--- begin RECORDED INFORMATION ---

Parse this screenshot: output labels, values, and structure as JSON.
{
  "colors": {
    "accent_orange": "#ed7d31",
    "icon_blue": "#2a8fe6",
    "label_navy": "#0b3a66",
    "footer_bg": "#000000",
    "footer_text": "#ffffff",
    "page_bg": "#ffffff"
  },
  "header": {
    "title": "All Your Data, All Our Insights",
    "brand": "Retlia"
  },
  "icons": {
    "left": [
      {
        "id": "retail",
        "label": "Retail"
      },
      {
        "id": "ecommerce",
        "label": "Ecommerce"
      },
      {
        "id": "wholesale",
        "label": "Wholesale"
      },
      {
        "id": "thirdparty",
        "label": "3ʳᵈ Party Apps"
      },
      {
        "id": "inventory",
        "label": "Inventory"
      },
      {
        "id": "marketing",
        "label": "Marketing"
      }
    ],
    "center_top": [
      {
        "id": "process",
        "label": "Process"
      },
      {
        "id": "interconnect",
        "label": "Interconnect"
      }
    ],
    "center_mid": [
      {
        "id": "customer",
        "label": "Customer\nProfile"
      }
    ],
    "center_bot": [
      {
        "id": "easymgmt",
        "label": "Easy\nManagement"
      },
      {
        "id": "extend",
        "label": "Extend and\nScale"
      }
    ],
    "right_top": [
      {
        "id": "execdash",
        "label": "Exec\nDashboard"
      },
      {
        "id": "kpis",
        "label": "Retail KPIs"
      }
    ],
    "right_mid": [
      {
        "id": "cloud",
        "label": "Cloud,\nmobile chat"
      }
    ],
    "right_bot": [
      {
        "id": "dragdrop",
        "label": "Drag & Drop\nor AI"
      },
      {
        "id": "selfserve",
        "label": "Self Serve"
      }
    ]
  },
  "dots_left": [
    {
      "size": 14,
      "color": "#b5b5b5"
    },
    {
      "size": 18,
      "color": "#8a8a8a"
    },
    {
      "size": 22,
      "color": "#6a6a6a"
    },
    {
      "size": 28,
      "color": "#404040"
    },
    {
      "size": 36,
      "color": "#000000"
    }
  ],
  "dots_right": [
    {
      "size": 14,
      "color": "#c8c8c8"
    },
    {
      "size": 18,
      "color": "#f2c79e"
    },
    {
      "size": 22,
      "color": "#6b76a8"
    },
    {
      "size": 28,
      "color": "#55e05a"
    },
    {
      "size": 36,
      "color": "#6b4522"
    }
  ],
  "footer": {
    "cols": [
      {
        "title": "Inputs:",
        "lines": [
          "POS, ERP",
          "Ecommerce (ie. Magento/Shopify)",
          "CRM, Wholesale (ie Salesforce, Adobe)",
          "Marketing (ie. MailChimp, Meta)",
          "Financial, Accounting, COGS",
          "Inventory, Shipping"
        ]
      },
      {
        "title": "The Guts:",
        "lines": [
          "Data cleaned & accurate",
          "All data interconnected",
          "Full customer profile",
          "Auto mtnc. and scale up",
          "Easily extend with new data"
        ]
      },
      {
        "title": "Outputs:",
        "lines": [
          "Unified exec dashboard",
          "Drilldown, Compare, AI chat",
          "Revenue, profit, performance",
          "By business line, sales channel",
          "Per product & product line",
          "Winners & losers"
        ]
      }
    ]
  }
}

--- end RECORDED INFORMATION ---

### INSTRUCTIONS FOR THE TASK
Repeat the listing exactly, from its first line to its last.

### TASK RESULT
Parse this screenshot: output labels, values, and structure as JSON.
{
  "colors": {
    "accent_orange": "#ed7d31",
    "icon_blue": "#2a8fe6",
    "label_navy": "#0b3a66",
    "footer_bg": "#000000",
    "footer_text": "#ffffff",
    "page_bg": "#ffffff"
  },
  "header": {
    "title": "All Your Data, All Our Insights",
    "brand": "Retlia"
  },
  "icons": {
    "left": [
      {
        "id": "retail",
        "label": "Retail"
      },
      {
        "id": "ecommerce",
        "label": "Ecommerce"
      },
      {
        "id": "wholesale",
        "label": "Wholesale"
      },
      {
        "id": "thirdparty",
        "label": "3ʳᵈ Party Apps"
      },
      {
        "id": "inventory",
        "label": "Inventory"
      },
      {
        "id": "marketing",
        "label": "Marketing"
      }
    ],
    "center_top": [
      {
        "id": "process",
        "label": "Process"
      },
      {
        "id": "interconnect",
        "label": "Interconnect"
      }
    ],
    "center_mid": [
      {
        "id": "customer",
        "label": "Customer\nProfile"
      }
    ],
    "center_bot": [
      {
        "id": "easymgmt",
        "label": "Easy\nManagement"
      },
      {
        "id": "extend",
        "label": "Extend and\nScale"
      }
    ],
    "right_top": [
      {
        "id": "execdash",
        "label": "Exec\nDashboard"
      },
      {
        "id": "kpis",
        "label": "Retail KPIs"
      }
    ],
    "right_mid": [
      {
        "id": "cloud",
        "label": "Cloud,\nmobile chat"
      }
    ],
    "right_bot": [
      {
        "id": "dragdrop",
        "label": "Drag & Drop\nor AI"
      },
      {
        "id": "selfserve",
        "label": "Self Serve"
      }
    ]
  },
  "dots_left": [
    {
      "size": 14,
      "color": "#b5b5b5"
    },
    {
      "size": 18,
      "color": "#8a8a8a"
    },
    {
      "size": 22,
      "color": "#6a6a6a"
    },
    {
      "size": 28,
      "color": "#404040"
    },
    {
      "size": 36,
      "color": "#000000"
    }
  ],
  "dots_right": [
    {
      "size": 14,
      "color": "#c8c8c8"
    },
    {
      "size": 18,
      "color": "#f2c79e"
    },
    {
      "size": 22,
      "color": "#6b76a8"
    },
    {
      "size": 28,
      "color": "#55e05a"
    },
    {
      "size": 36,
      "color": "#6b4522"
    }
  ],
  "footer": {
    "cols": [
      {
        "title": "Inputs:",
        "lines": [
          "POS, ERP",
          "Ecommerce (ie. Magento/Shopify)",
          "CRM, Wholesale (ie Salesforce, Adobe)",
          "Marketing (ie. MailChimp, Meta)",
          "Financial, Accounting, COGS",
          "Inventory, Shipping"
        ]
      },
      {
        "title": "The Guts:",
        "lines": [
          "Data cleaned & accurate",
          "All data interconnected",
          "Full customer profile",
          "Auto mtnc. and scale up",
          "Easily extend with new data"
        ]
      },
      {
        "title": "Outputs:",
        "lines": [
          "Unified exec dashboard",
          "Drilldown, Compare, AI chat",
          "Revenue, profit, performance",
          "By business line, sales channel",
          "Per product & product line",
          "Winners & losers"
        ]
      }
    ]
  }
}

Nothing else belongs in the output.